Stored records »
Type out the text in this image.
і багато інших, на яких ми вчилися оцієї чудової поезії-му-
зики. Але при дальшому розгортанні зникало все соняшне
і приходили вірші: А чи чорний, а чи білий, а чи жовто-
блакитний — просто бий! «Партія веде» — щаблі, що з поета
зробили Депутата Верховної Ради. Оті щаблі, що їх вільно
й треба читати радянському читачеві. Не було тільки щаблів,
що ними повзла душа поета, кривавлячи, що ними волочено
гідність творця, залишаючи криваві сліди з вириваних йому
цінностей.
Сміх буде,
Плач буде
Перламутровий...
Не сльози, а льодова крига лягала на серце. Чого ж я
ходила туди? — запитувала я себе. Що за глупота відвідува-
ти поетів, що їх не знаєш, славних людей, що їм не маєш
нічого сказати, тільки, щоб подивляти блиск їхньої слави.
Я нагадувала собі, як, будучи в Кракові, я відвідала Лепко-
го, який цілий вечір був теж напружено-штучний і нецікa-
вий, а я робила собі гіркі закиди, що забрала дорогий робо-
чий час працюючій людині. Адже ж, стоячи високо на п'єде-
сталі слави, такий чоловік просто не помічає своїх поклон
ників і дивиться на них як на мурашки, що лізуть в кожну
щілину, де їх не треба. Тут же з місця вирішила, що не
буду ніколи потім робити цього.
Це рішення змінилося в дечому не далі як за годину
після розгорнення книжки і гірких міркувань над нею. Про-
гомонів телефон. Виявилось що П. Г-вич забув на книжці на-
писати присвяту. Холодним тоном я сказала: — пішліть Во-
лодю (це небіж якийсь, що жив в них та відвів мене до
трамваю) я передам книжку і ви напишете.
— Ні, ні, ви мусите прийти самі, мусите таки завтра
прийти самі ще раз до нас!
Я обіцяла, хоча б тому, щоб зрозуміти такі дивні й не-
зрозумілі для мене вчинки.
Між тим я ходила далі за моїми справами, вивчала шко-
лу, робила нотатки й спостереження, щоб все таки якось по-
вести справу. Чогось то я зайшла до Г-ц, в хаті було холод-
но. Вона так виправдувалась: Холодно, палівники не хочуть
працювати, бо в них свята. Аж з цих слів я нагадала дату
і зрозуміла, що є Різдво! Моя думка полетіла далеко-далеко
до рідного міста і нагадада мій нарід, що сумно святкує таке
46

Stated problem »
The word "тільки" appears in how many lines of the data? Answer with only the number.

Task solution »
2